**EXERCISE INSTRUCTIONS**
Pick out each line with the word "into" from the material that follows.

**DATA SHOWN**
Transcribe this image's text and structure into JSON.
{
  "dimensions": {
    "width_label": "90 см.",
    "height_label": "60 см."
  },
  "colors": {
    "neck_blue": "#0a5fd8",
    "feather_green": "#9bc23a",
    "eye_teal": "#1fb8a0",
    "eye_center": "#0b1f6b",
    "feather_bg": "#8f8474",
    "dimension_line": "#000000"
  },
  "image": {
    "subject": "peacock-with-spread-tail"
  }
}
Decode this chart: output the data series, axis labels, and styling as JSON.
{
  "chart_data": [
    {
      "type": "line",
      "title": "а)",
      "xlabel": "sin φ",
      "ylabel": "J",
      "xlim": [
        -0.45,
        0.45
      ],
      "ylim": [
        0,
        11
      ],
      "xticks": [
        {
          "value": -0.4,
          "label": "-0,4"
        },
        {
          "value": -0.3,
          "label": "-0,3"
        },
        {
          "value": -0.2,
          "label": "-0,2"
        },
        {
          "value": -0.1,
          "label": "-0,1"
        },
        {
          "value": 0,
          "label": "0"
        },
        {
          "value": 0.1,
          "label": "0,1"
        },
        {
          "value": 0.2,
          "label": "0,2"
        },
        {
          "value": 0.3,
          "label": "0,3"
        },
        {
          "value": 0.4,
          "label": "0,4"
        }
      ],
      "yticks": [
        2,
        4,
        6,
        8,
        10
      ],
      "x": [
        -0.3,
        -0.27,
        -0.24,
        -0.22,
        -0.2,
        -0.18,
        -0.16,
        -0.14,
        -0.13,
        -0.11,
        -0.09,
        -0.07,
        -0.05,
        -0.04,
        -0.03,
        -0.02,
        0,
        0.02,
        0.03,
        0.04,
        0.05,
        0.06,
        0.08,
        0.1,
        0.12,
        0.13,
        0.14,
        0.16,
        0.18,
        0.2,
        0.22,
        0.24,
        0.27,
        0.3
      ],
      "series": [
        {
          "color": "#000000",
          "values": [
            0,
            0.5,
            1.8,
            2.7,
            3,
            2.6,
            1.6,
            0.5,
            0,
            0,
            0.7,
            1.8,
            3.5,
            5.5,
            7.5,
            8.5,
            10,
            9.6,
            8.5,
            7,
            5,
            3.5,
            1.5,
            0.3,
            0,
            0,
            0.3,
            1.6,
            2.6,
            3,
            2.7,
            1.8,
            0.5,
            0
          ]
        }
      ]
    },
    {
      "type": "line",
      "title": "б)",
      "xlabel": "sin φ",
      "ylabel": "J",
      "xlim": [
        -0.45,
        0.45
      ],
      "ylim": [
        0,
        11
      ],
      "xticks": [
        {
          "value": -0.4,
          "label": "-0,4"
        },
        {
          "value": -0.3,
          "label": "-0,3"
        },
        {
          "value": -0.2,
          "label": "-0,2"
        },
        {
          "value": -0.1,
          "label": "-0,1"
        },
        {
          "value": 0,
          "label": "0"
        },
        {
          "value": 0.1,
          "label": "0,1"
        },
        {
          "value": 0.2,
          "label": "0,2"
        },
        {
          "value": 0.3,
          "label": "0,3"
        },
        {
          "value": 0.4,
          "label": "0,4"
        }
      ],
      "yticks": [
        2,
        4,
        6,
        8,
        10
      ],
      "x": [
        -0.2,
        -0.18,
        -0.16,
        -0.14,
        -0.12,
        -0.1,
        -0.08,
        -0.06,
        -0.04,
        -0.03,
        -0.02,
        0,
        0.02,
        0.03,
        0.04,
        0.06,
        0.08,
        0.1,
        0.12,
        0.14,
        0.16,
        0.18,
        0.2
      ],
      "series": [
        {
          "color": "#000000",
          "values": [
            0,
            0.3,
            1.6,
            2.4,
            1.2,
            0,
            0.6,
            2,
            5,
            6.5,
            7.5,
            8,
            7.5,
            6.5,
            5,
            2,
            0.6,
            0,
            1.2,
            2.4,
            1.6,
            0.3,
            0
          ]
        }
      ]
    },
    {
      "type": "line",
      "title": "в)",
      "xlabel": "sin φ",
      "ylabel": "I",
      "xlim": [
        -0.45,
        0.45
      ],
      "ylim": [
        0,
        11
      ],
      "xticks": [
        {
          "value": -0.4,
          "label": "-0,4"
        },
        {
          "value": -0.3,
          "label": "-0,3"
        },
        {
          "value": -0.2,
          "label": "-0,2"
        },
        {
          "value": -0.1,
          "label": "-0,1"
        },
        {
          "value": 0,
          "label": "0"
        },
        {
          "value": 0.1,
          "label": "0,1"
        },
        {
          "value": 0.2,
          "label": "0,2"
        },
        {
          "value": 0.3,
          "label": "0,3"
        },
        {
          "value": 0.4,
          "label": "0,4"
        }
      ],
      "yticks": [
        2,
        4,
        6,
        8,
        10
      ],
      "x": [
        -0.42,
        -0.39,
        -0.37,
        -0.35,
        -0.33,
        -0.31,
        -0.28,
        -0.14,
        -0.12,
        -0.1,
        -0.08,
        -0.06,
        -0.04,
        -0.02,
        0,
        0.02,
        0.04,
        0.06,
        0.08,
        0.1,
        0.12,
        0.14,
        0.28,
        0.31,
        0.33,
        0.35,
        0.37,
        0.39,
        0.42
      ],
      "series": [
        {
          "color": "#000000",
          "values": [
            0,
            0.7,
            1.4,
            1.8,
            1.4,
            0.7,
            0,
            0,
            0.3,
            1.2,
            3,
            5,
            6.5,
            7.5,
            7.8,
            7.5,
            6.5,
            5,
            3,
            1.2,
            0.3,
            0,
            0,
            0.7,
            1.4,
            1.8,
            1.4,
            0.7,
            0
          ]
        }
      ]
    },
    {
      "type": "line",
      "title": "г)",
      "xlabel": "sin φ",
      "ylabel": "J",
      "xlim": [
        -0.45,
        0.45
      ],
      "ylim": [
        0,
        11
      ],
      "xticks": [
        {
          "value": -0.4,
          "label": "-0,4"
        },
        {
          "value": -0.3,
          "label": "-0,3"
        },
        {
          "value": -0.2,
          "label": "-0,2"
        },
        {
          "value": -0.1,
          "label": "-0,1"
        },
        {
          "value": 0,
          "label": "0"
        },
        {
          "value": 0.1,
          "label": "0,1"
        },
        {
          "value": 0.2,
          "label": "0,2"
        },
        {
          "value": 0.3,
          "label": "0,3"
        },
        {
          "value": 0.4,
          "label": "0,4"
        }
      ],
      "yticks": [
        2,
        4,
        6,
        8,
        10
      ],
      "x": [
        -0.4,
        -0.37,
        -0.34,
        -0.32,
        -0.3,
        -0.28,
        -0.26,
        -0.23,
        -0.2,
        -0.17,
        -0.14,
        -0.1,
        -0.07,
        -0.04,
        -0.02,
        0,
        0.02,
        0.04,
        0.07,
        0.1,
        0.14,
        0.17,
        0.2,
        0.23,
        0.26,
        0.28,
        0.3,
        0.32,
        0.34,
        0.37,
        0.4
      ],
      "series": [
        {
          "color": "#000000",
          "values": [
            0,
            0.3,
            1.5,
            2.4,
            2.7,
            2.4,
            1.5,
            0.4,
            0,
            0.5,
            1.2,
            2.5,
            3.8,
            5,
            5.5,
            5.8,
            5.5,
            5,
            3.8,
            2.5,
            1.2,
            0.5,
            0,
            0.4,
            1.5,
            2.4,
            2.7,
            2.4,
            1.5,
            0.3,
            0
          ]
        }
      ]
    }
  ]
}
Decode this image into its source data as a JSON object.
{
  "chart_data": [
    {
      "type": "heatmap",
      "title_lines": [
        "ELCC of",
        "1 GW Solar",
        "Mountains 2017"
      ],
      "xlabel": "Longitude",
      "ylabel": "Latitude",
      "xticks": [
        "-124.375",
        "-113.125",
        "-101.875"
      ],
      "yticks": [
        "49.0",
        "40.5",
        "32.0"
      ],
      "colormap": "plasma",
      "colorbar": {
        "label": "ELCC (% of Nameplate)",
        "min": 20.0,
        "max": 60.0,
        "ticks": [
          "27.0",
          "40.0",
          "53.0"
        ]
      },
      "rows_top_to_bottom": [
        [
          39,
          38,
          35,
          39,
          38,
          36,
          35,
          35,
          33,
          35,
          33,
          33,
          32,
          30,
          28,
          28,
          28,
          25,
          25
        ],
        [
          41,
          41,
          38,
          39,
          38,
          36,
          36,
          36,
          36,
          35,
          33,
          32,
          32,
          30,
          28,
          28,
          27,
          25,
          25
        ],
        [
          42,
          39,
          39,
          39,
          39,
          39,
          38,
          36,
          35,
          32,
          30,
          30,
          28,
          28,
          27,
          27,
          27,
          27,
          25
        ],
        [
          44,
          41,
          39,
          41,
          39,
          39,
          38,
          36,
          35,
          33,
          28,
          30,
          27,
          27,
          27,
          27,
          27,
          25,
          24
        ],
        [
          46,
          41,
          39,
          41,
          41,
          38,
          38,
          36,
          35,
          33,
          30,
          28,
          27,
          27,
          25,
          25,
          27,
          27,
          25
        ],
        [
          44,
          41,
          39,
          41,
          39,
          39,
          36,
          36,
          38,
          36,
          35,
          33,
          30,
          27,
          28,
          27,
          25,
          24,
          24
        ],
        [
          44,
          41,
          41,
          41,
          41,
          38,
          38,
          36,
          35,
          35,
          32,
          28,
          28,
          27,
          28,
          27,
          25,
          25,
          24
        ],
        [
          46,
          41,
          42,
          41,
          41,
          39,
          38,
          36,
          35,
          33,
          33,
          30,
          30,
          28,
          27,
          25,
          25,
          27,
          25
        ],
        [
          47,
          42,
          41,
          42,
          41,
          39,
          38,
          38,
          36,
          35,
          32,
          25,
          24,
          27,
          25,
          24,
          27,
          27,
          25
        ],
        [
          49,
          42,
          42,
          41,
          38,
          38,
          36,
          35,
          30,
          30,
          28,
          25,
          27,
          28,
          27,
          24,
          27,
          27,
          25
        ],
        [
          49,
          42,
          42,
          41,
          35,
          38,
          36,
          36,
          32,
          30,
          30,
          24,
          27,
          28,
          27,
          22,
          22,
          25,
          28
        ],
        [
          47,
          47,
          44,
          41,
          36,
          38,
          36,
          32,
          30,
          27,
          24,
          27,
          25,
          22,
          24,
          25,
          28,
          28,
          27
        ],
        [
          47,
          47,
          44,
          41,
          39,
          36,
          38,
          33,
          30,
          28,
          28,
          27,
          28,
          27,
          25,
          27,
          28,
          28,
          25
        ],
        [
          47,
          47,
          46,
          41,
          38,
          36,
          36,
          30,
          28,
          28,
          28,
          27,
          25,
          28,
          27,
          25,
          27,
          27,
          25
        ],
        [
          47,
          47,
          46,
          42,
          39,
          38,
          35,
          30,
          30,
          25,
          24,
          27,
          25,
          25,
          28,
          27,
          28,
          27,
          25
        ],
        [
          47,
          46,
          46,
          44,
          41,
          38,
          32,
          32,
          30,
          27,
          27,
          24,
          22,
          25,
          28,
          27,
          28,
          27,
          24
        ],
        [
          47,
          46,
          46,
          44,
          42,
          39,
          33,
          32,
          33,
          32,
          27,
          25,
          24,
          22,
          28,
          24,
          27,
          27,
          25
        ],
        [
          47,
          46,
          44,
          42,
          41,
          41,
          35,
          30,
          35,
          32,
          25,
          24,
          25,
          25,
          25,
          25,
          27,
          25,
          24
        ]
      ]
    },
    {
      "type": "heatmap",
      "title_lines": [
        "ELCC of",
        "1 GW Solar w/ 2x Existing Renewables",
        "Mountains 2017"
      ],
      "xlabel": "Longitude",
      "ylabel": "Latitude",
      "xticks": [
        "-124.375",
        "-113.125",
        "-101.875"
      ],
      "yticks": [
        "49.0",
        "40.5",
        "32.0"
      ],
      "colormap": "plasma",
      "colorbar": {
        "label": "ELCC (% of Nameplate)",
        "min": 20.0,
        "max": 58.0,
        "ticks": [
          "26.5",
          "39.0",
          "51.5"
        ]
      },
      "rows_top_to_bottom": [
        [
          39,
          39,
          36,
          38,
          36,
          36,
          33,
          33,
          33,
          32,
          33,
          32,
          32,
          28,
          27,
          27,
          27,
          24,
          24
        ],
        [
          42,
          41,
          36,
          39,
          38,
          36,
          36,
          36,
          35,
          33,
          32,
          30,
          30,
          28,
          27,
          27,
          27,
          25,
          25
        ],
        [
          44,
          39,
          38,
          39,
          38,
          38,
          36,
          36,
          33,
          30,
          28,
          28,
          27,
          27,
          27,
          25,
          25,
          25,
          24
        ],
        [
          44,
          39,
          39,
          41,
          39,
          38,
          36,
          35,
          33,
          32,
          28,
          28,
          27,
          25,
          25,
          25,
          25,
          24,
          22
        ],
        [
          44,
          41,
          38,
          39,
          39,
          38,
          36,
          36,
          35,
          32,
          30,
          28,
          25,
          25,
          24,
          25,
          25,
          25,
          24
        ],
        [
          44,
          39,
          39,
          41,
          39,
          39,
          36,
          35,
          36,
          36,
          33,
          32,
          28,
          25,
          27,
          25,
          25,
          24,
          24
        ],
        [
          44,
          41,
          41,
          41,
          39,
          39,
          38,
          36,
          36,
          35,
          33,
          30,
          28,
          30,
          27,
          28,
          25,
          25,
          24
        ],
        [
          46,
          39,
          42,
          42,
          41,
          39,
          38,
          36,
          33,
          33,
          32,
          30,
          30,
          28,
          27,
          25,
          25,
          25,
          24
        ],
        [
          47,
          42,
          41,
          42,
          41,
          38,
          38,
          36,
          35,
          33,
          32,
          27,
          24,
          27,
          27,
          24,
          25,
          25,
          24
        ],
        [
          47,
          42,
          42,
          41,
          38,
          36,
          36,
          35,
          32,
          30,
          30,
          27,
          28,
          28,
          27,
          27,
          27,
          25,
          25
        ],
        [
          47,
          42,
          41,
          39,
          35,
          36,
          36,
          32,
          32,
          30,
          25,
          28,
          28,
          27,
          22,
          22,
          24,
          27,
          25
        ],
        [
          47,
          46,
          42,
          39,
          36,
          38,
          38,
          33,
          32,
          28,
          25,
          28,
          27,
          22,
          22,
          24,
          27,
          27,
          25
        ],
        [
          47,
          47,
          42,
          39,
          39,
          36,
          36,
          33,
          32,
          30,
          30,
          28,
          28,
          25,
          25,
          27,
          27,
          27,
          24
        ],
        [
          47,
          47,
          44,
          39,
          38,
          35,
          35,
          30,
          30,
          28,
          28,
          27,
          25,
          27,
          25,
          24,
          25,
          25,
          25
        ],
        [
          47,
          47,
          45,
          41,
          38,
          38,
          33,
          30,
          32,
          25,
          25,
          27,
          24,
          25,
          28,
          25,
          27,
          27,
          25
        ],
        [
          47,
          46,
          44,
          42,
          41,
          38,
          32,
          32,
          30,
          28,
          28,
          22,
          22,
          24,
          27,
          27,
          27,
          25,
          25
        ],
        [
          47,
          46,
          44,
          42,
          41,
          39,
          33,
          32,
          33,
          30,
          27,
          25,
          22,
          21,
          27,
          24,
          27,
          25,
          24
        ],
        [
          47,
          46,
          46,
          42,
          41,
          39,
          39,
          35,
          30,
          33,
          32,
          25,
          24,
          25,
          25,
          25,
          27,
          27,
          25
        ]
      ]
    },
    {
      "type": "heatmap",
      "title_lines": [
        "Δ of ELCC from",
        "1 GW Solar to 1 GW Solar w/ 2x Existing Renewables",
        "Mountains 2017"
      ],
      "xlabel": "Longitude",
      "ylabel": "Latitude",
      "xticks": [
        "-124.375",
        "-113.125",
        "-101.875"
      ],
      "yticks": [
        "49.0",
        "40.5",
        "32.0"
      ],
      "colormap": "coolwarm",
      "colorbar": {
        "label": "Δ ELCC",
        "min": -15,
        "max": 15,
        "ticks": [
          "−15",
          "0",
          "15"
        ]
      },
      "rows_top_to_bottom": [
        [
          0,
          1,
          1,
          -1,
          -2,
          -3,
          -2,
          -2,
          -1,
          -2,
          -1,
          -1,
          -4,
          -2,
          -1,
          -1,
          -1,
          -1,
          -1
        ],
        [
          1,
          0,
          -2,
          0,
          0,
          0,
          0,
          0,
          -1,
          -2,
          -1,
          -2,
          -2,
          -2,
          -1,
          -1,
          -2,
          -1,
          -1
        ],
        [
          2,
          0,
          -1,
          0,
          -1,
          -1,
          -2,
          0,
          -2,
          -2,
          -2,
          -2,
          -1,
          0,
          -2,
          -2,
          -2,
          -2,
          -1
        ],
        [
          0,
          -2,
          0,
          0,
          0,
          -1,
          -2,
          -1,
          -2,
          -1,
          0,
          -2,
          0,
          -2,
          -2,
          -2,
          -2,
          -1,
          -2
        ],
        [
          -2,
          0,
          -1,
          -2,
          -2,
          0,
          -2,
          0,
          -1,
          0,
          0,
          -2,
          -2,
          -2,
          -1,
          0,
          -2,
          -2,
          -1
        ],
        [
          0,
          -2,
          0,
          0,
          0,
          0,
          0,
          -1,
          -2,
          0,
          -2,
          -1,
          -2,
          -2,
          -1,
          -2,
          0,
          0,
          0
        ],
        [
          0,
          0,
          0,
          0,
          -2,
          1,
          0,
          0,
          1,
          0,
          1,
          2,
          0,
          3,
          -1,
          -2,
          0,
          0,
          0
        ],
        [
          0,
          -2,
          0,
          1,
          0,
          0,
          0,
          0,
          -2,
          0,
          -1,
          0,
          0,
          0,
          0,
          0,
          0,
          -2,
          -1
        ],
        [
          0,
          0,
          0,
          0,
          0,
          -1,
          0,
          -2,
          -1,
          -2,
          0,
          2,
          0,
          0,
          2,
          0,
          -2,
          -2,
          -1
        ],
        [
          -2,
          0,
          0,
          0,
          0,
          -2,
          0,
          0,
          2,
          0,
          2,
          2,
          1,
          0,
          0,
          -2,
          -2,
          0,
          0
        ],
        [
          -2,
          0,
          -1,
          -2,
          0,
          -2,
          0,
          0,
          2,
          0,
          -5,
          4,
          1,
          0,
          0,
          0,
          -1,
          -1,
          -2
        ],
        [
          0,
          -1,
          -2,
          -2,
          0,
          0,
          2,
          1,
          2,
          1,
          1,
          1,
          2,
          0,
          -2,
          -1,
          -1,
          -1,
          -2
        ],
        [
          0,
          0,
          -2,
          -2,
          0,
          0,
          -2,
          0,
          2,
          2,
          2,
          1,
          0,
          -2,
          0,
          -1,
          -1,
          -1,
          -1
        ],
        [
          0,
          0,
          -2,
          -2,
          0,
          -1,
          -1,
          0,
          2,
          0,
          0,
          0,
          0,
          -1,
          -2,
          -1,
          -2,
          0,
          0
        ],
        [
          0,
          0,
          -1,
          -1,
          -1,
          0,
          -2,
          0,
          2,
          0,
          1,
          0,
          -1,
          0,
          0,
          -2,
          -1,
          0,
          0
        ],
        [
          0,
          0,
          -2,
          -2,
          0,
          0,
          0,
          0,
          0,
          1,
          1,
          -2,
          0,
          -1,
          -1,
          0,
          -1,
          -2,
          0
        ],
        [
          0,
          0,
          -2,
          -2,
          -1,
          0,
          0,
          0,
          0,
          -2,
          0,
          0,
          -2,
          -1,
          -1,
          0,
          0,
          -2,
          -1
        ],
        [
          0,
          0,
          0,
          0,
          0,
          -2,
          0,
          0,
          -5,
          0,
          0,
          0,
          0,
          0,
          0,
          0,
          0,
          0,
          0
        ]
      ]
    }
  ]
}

**IN RESPONSE**
Transcribe this image's text and structure into JSON.
Decode this image into its source data as a JSON object.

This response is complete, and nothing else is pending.